■ **TASK BRIEF**: Output each entry exactly; skip nothing.

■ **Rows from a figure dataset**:

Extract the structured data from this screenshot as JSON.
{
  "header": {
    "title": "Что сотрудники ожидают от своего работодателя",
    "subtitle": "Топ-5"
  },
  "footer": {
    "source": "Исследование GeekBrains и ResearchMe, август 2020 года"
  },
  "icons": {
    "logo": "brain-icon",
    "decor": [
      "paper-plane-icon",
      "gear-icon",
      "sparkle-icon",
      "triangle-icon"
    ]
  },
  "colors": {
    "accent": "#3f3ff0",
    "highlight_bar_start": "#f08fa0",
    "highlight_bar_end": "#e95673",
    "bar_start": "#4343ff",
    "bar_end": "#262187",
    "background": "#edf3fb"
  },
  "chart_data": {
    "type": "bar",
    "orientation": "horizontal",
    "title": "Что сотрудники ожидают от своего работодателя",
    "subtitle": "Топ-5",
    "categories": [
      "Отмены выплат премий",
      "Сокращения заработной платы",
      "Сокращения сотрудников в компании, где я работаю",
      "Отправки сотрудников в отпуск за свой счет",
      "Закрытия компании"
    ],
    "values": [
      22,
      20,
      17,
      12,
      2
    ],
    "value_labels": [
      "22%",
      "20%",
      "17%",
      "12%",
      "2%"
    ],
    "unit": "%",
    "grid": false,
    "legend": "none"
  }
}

■ **SOLUTION TO THE EXERCISE**:
Extract the structured data from this screenshot as JSON.
{
  "header": {
    "title": "Что сотрудники ожидают от своего работодателя",
    "subtitle": "Топ-5"
  },
  "footer": {
    "source": "Исследование GeekBrains и ResearchMe, август 2020 года"
  },
  "icons": {
    "logo": "brain-icon",
    "decor": [
      "paper-plane-icon",
      "gear-icon",
      "sparkle-icon",
      "triangle-icon"
    ]
  },
  "colors": {
    "accent": "#3f3ff0",
    "highlight_bar_start": "#f08fa0",
    "highlight_bar_end": "#e95673",
    "bar_start": "#4343ff",
    "bar_end": "#262187",
    "background": "#edf3fb"
  },
  "chart_data": {
    "type": "bar",
    "orientation": "horizontal",
    "title": "Что сотрудники ожидают от своего работодателя",
    "subtitle": "Топ-5",
    "categories": [
      "Отмены выплат премий",
      "Сокращения заработной платы",
      "Сокращения сотрудников в компании, где я работаю",
      "Отправки сотрудников в отпуск за свой счет",
      "Закрытия компании"
    ],
    "values": [
      22,
      20,
      17,
      12,
      2
    ],
    "value_labels": [
      "22%",
      "20%",
      "17%",
      "12%",
      "2%"
    ],
    "unit": "%",
    "grid": false,
    "legend": "none"
  }
}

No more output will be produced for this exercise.